### DIRECTION
Where a line contains the string "JSON", copy that line.

### INPUT MATERIAL
----

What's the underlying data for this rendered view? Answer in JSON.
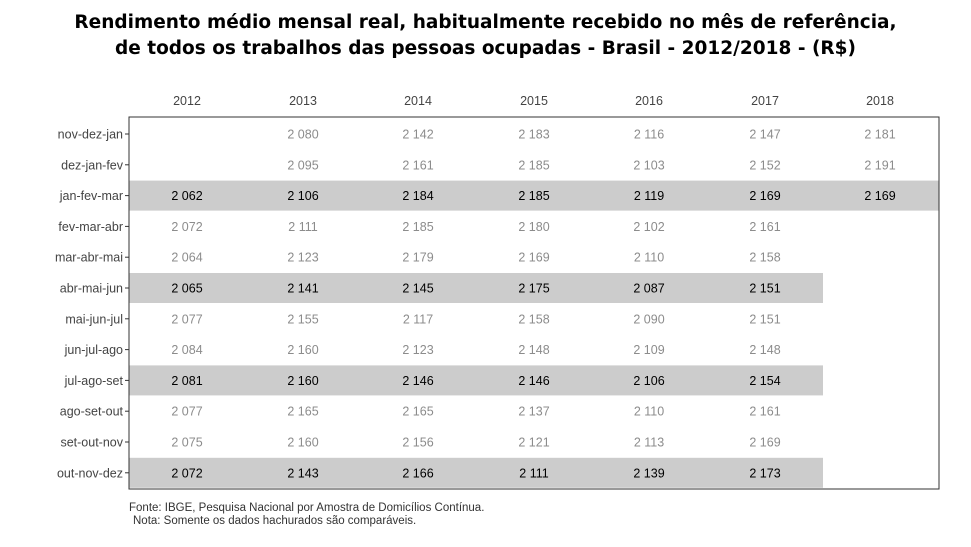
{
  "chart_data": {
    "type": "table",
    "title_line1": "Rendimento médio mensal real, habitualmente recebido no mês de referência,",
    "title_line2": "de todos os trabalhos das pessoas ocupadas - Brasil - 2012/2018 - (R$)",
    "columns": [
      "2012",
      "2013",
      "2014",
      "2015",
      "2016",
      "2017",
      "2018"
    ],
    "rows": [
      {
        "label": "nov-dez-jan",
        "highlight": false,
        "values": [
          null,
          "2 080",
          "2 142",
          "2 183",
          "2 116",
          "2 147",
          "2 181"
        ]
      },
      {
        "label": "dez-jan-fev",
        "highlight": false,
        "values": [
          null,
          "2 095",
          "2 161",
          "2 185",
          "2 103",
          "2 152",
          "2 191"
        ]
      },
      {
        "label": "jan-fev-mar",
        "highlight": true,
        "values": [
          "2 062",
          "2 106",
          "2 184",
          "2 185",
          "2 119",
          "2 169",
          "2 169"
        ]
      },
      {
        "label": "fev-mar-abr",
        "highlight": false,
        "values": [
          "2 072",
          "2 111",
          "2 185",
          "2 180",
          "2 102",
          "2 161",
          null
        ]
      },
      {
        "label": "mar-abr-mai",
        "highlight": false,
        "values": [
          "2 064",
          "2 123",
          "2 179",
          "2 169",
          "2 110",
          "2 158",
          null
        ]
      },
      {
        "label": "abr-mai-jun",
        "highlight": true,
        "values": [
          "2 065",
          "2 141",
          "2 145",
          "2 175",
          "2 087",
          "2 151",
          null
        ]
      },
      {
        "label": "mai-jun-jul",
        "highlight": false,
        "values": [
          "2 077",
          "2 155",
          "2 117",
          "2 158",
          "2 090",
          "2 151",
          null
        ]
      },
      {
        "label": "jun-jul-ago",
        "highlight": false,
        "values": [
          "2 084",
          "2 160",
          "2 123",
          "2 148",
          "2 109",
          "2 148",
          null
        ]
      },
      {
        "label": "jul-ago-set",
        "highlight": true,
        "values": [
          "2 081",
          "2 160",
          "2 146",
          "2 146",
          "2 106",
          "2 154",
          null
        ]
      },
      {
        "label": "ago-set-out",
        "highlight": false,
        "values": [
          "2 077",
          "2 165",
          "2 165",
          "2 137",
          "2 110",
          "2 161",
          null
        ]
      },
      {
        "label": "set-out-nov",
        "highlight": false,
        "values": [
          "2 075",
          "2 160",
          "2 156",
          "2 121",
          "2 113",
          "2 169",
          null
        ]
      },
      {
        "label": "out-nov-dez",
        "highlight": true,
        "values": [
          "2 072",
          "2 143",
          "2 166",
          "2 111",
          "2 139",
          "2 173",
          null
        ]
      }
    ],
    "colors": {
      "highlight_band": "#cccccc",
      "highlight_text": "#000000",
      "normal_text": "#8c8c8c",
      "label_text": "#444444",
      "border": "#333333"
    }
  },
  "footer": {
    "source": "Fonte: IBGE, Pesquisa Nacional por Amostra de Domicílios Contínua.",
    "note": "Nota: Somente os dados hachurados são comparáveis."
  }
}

----

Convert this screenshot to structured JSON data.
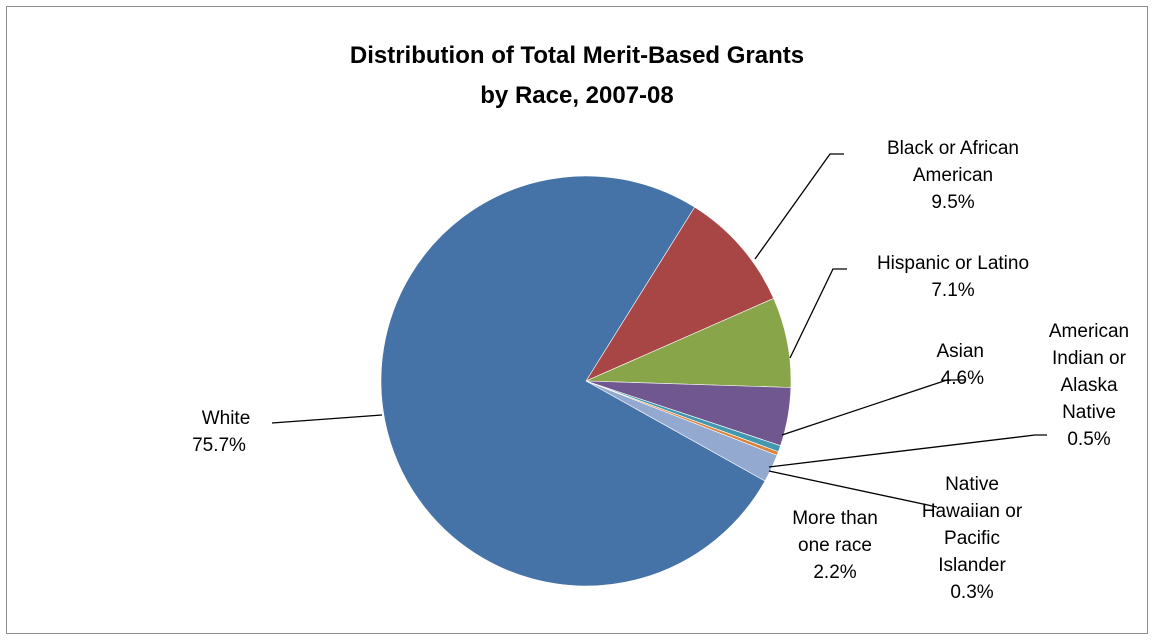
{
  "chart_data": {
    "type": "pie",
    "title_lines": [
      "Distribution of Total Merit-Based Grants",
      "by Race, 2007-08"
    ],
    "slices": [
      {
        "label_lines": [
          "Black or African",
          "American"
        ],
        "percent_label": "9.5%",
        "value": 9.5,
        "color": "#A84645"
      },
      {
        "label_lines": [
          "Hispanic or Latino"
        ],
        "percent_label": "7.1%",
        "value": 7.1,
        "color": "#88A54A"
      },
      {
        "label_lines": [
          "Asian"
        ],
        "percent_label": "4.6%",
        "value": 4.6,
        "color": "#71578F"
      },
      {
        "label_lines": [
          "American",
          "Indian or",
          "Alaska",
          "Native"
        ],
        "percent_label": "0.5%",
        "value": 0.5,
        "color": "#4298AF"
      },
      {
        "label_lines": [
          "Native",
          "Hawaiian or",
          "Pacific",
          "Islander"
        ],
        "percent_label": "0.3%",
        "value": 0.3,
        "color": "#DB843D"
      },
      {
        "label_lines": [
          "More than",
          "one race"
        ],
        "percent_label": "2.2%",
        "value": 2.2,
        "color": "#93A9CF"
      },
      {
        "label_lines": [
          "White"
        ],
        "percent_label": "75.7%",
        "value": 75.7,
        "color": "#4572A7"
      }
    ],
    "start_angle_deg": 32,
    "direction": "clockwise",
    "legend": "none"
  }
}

----

### TASK OUTPUT
What's the underlying data for this rendered view? Answer in JSON.
Convert this screenshot to structured JSON data.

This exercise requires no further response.